[[ DOCUMENT TEXT open ]]

Effect of lipopolysaccharide on peptide transporter 1 expression in rat small intestine and its attenuation by dexamethasone

Background/Aim: The peptide transporter (PepT1) activity is upregulated or preserved under certain pathological conditions. The aim of this study was to investigate the PepT1 expression during lipopolysaccharide (LPS) treatment and the effect of dexamethasone on PepT1 expression. Methods: Rats were injected daily for 3 days with (1) LPS; (2) LPS plus dexamethasone; (3) dexamethasone, and (4) saline only. Mucosal specimens were used for Northern blot and Western blot analyses. Tissues of small intestine were taken for histological studies. In addition, tumor necrosis factor alpha and interleukin 1 β levels were determined 3 h after single injections of the above mediators. Results: Northern blot analysis revealed that LPS treatment significantly decreased the expression of mRNA for PepT1 (32-62% of controls) at different time points. In the LPS + dexamethasone group, it was 66-95% of controls. The protein level of PepT1 in the jejunum was consistent with the mRNA expression level. Imunohistochemistry also showed a reduction of PepT1 immunoreactivity in the LPS group. LPS treatment resulted in increased tumor necrosis factor alpha and interleukin 1 β levels, but dexamethasone treatment profoundly counteracted the cytokine production. Conclusions: This is the first report that LPS treatment reduces PepT1 expression in the rat small intestine. Short-term treatment with dexamethasone attenuated the effects of LPS by decreasing the cytokine levels.

[[ DOCUMENT TEXT closed ]]

Based on the abstract on lipopolysaccharide and PepT1 expression, explain how dexamethasone lessened the effects of LPS.

[[ DATASET open ]]

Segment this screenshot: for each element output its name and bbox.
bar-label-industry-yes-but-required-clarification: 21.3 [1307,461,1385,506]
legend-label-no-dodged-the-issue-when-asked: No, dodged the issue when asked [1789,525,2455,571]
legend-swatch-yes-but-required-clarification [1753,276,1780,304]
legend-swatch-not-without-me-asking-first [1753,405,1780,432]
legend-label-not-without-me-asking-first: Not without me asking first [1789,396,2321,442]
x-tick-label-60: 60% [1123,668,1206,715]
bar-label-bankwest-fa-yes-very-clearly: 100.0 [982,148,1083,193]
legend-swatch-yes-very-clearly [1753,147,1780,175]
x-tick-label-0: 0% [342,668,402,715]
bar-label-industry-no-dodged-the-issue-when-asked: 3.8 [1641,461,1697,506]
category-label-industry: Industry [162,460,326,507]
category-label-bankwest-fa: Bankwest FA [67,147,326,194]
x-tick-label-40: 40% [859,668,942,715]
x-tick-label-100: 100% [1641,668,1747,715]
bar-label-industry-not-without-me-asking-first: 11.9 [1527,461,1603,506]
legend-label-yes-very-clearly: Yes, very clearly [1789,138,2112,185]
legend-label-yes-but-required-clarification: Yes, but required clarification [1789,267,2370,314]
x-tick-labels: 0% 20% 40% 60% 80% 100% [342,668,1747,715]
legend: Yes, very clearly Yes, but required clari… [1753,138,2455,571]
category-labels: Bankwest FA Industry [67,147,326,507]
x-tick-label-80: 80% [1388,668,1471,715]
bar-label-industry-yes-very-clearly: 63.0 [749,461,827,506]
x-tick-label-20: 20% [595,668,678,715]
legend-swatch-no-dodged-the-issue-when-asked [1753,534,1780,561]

[[ DATASET closed ]]

■ **RESPONSE BELOW**: Dexamethasone attenuated the effects of LPS by lowering cytokine levels. LPS raised tumor necrosis factor alpha and interleukin 1 β, and dexamethasone profoundly counteracted that production. PepT1 mRNA expression was 66-95% of controls in the LPS + dexamethasone group, compared with 32-62% with LPS treatment.